━━ DATA LINES

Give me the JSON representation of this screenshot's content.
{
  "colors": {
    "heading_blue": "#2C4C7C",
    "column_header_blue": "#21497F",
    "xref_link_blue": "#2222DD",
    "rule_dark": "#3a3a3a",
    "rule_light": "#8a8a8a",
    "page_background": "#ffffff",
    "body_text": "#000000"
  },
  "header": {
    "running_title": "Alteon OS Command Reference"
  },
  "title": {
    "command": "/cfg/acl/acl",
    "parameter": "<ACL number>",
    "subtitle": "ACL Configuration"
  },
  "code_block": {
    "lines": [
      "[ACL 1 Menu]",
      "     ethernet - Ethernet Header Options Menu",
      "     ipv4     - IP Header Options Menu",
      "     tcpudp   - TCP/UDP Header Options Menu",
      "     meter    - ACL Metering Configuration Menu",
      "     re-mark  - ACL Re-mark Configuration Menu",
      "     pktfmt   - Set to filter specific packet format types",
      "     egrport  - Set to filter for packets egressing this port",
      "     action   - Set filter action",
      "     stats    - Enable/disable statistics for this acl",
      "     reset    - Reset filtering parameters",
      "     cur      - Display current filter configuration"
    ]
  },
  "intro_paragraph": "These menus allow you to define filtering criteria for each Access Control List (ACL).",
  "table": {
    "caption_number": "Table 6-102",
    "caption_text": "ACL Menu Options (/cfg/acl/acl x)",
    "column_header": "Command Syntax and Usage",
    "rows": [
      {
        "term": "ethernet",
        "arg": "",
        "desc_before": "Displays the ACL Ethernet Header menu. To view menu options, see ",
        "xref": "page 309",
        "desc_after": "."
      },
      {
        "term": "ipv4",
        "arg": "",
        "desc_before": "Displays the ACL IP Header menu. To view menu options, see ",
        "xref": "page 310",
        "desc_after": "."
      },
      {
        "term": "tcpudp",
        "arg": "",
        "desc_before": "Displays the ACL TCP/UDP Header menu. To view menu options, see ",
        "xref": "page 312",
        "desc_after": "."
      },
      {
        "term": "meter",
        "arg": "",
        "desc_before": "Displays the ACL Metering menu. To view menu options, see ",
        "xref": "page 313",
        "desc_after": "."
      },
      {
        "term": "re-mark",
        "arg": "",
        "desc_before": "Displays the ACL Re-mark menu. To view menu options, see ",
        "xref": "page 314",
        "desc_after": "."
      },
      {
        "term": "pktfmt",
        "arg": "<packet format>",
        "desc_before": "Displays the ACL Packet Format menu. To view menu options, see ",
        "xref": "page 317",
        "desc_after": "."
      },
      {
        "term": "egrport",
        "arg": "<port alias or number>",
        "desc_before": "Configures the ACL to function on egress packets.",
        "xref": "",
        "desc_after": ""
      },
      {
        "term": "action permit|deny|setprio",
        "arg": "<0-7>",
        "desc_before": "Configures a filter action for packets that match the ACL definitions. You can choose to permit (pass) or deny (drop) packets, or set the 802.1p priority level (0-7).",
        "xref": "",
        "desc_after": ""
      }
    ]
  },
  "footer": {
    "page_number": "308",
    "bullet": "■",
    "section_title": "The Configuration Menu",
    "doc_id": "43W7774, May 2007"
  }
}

━━━━

**PROBLEM REQUIREMENTS:**
What is needed here is an exact reproduction of all the entries.

**SOLUTION FOR THIS TASK:**
Give me the JSON representation of this screenshot's content.
{
  "colors": {
    "heading_blue": "#2C4C7C",
    "column_header_blue": "#21497F",
    "xref_link_blue": "#2222DD",
    "rule_dark": "#3a3a3a",
    "rule_light": "#8a8a8a",
    "page_background": "#ffffff",
    "body_text": "#000000"
  },
  "header": {
    "running_title": "Alteon OS Command Reference"
  },
  "title": {
    "command": "/cfg/acl/acl",
    "parameter": "<ACL number>",
    "subtitle": "ACL Configuration"
  },
  "code_block": {
    "lines": [
      "[ACL 1 Menu]",
      "     ethernet - Ethernet Header Options Menu",
      "     ipv4     - IP Header Options Menu",
      "     tcpudp   - TCP/UDP Header Options Menu",
      "     meter    - ACL Metering Configuration Menu",
      "     re-mark  - ACL Re-mark Configuration Menu",
      "     pktfmt   - Set to filter specific packet format types",
      "     egrport  - Set to filter for packets egressing this port",
      "     action   - Set filter action",
      "     stats    - Enable/disable statistics for this acl",
      "     reset    - Reset filtering parameters",
      "     cur      - Display current filter configuration"
    ]
  },
  "intro_paragraph": "These menus allow you to define filtering criteria for each Access Control List (ACL).",
  "table": {
    "caption_number": "Table 6-102",
    "caption_text": "ACL Menu Options (/cfg/acl/acl x)",
    "column_header": "Command Syntax and Usage",
    "rows": [
      {
        "term": "ethernet",
        "arg": "",
        "desc_before": "Displays the ACL Ethernet Header menu. To view menu options, see ",
        "xref": "page 309",
        "desc_after": "."
      },
      {
        "term": "ipv4",
        "arg": "",
        "desc_before": "Displays the ACL IP Header menu. To view menu options, see ",
        "xref": "page 310",
        "desc_after": "."
      },
      {
        "term": "tcpudp",
        "arg": "",
        "desc_before": "Displays the ACL TCP/UDP Header menu. To view menu options, see ",
        "xref": "page 312",
        "desc_after": "."
      },
      {
        "term": "meter",
        "arg": "",
        "desc_before": "Displays the ACL Metering menu. To view menu options, see ",
        "xref": "page 313",
        "desc_after": "."
      },
      {
        "term": "re-mark",
        "arg": "",
        "desc_before": "Displays the ACL Re-mark menu. To view menu options, see ",
        "xref": "page 314",
        "desc_after": "."
      },
      {
        "term": "pktfmt",
        "arg": "<packet format>",
        "desc_before": "Displays the ACL Packet Format menu. To view menu options, see ",
        "xref": "page 317",
        "desc_after": "."
      },
      {
        "term": "egrport",
        "arg": "<port alias or number>",
        "desc_before": "Configures the ACL to function on egress packets.",
        "xref": "",
        "desc_after": ""
      },
      {
        "term": "action permit|deny|setprio",
        "arg": "<0-7>",
        "desc_before": "Configures a filter action for packets that match the ACL definitions. You can choose to permit (pass) or deny (drop) packets, or set the 802.1p priority level (0-7).",
        "xref": "",
        "desc_after": ""
      }
    ]
  },
  "footer": {
    "page_number": "308",
    "bullet": "■",
    "section_title": "The Configuration Menu",
    "doc_id": "43W7774, May 2007"
  }
}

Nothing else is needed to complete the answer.